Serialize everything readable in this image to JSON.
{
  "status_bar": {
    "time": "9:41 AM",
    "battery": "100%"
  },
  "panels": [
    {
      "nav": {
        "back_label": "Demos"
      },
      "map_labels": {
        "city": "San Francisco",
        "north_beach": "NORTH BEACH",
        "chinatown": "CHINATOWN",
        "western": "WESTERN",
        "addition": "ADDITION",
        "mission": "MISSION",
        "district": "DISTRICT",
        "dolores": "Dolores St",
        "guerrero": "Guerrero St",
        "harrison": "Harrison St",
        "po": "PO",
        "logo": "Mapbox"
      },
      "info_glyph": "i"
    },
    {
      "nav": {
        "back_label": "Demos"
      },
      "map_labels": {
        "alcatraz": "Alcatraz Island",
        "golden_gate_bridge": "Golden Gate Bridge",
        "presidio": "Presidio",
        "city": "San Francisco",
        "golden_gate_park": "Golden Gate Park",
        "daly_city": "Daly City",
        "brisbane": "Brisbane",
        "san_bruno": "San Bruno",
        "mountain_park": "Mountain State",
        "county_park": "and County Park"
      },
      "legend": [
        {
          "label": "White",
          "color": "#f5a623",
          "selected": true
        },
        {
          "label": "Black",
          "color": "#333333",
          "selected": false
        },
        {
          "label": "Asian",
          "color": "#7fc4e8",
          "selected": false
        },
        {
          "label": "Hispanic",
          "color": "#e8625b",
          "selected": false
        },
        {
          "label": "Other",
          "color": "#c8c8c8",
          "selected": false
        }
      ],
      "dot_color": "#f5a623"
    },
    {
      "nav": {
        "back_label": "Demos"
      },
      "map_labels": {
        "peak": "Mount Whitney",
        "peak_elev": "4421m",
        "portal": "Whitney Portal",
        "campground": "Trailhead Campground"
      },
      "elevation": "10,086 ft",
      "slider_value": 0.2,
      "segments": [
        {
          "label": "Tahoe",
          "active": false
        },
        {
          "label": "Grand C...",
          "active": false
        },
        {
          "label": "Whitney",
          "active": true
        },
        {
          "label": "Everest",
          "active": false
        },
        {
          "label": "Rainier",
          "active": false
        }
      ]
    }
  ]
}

#####

Find every line in the records that contains the word "Gate"; copy those lines.

* Result for this exercise:
        "golden_gate_bridge": "Golden Gate Bridge",
        "golden_gate_park": "Golden Gate Park",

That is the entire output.